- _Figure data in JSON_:

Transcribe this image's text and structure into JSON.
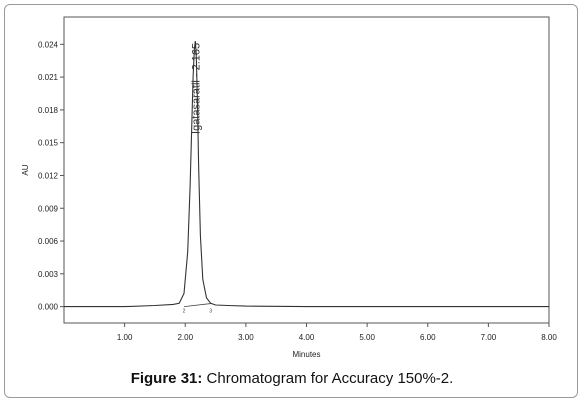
{
  "chart_data": {
    "type": "line",
    "title": "",
    "xlabel": "Minutes",
    "ylabel": "AU",
    "xlim": [
      0.0,
      8.0
    ],
    "ylim": [
      -0.0015,
      0.0265
    ],
    "xticks": [
      "1.00",
      "2.00",
      "3.00",
      "4.00",
      "5.00",
      "6.00",
      "7.00",
      "8.00"
    ],
    "xtick_values": [
      1,
      2,
      3,
      4,
      5,
      6,
      7,
      8
    ],
    "yticks": [
      "0.000",
      "0.003",
      "0.006",
      "0.009",
      "0.012",
      "0.015",
      "0.018",
      "0.021",
      "0.024"
    ],
    "ytick_values": [
      0,
      0.003,
      0.006,
      0.009,
      0.012,
      0.015,
      0.018,
      0.021,
      0.024
    ],
    "grid": false,
    "series": [
      {
        "color": "#333333",
        "x": [
          0.0,
          0.5,
          1.0,
          1.5,
          1.8,
          1.9,
          1.98,
          2.04,
          2.08,
          2.11,
          2.13,
          2.15,
          2.165,
          2.18,
          2.2,
          2.22,
          2.25,
          2.29,
          2.35,
          2.42,
          2.5,
          2.7,
          3.0,
          4.0,
          5.0,
          6.0,
          7.0,
          8.0
        ],
        "y": [
          0.0,
          0.0,
          0.0,
          0.0001,
          0.0002,
          0.0003,
          0.0012,
          0.005,
          0.011,
          0.017,
          0.021,
          0.0235,
          0.0243,
          0.0232,
          0.019,
          0.013,
          0.0065,
          0.0025,
          0.0008,
          0.0003,
          0.00015,
          0.0001,
          5e-05,
          0.0,
          0.0,
          0.0,
          0.0,
          0.0
        ]
      }
    ],
    "baseline": {
      "x": [
        1.98,
        2.42
      ],
      "y": [
        0.0,
        0.00028
      ]
    },
    "annotations": [
      {
        "text": "Igatasaratli - 2.165",
        "x": 2.165,
        "y": 0.0245
      }
    ],
    "integration_markers": [
      {
        "text": "2",
        "x": 1.98
      },
      {
        "text": "3",
        "x": 2.42
      }
    ]
  },
  "caption": {
    "label": "Figure 31:",
    "text": " Chromatogram for Accuracy 150%-2."
  }
}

- _The request_: Check each line above for the string "text" and show the ones that have it.

- _Final answer_:
Transcribe this image's text and structure into JSON.
        "text": "Igatasaratli - 2.165",
        "text": "2",
        "text": "3",
    "text": " Chromatogram for Accuracy 150%-2."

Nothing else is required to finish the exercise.